§ **Stored entries**:
┏━━
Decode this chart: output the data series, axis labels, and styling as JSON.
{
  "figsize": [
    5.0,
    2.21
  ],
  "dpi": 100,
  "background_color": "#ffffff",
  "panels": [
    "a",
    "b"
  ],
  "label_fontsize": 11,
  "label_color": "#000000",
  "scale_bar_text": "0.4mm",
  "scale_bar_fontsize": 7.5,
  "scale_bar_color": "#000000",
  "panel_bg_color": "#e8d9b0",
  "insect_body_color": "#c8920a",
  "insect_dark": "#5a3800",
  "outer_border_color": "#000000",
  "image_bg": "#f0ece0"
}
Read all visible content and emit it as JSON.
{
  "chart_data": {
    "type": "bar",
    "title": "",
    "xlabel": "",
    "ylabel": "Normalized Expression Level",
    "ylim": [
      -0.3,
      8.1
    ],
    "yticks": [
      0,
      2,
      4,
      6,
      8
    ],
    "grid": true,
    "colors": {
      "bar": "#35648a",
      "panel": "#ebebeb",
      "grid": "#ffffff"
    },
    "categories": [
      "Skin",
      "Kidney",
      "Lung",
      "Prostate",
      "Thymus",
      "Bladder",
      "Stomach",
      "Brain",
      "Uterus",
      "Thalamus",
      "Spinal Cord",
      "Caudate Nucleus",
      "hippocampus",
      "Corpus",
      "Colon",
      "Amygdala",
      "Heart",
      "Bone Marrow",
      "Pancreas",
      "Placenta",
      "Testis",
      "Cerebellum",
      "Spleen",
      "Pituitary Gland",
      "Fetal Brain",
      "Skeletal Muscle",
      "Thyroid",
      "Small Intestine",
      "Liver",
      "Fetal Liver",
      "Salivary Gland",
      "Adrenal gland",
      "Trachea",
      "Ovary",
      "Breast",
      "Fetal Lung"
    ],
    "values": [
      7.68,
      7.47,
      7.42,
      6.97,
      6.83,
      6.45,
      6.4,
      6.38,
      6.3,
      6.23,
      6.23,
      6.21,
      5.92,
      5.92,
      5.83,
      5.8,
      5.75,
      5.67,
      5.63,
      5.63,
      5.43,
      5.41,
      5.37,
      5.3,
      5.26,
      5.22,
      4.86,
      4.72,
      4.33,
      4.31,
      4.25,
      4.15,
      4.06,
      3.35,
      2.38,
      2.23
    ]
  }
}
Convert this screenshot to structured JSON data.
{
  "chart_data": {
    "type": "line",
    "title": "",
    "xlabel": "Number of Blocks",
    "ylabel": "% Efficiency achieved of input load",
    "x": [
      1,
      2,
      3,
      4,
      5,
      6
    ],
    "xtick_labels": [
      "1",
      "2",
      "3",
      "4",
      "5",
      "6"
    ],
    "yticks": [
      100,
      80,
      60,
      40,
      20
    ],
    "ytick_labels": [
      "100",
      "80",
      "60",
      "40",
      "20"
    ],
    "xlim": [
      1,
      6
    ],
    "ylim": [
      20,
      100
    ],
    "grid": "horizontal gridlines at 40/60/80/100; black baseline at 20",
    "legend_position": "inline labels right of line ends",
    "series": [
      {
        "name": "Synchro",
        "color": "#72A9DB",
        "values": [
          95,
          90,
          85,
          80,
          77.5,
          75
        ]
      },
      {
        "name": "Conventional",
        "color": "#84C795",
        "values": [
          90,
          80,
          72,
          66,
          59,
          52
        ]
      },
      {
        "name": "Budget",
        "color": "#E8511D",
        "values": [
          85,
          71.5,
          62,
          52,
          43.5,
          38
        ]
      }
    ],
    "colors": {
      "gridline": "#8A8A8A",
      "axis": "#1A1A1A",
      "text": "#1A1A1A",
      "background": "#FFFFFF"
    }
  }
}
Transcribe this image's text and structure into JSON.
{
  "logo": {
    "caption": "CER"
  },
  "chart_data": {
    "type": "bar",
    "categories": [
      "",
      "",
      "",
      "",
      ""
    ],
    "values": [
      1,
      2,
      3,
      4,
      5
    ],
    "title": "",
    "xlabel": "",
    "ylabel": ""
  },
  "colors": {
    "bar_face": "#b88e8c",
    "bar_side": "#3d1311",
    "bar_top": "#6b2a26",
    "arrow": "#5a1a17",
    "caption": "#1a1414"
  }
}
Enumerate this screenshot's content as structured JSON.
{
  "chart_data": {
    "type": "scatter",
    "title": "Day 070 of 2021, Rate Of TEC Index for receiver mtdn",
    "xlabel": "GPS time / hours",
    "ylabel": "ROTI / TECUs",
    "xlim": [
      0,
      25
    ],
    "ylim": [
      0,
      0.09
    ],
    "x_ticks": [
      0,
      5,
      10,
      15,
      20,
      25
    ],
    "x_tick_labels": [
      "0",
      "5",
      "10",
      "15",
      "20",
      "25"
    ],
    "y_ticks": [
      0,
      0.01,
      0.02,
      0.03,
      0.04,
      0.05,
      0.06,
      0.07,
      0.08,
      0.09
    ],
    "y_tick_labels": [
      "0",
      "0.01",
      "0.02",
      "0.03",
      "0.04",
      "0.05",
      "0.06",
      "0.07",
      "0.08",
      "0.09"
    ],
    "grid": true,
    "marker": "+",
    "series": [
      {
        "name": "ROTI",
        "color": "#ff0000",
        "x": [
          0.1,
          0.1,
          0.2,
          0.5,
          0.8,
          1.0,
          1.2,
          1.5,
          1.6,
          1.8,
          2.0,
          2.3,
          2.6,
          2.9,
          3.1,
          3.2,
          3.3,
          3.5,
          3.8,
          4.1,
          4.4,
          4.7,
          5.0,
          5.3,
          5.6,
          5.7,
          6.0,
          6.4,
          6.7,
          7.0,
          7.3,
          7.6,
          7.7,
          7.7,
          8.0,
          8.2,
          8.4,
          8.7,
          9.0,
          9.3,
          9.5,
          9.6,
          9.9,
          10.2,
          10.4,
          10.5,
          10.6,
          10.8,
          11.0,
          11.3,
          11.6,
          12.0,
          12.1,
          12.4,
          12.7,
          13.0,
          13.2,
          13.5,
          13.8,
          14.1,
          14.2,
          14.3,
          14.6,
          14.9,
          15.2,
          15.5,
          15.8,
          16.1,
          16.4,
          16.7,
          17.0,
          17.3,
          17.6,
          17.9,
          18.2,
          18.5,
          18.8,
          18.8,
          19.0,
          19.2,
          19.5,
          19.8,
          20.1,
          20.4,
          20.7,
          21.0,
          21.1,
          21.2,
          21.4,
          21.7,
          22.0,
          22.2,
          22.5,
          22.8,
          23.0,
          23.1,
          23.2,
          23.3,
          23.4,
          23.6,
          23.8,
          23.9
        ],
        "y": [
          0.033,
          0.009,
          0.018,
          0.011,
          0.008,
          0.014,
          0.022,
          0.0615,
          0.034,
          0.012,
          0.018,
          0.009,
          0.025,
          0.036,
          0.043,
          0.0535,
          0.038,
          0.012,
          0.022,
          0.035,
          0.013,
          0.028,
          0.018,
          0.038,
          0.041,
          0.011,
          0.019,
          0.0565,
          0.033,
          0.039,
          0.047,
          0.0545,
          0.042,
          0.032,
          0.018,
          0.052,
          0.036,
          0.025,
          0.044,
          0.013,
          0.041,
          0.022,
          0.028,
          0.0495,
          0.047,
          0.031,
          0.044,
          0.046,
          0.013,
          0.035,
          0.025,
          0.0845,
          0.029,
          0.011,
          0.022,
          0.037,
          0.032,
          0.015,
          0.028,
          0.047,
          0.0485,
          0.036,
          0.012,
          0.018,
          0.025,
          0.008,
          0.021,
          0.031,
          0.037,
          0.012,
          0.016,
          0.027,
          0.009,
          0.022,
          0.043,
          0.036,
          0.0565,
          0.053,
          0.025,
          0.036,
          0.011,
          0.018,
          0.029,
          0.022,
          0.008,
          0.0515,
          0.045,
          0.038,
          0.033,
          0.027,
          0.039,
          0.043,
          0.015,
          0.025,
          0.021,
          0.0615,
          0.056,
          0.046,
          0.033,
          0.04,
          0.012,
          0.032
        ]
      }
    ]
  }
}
┗━━
§ **Work to complete**: Find the lines containing "this" and pull them out.

§ **Task response**:
Decode this chart: output the data series, axis labels, and styling as JSON.
Convert this screenshot to structured JSON data.
Transcribe this image's text and structure into JSON.
Enumerate this screenshot's content as structured JSON.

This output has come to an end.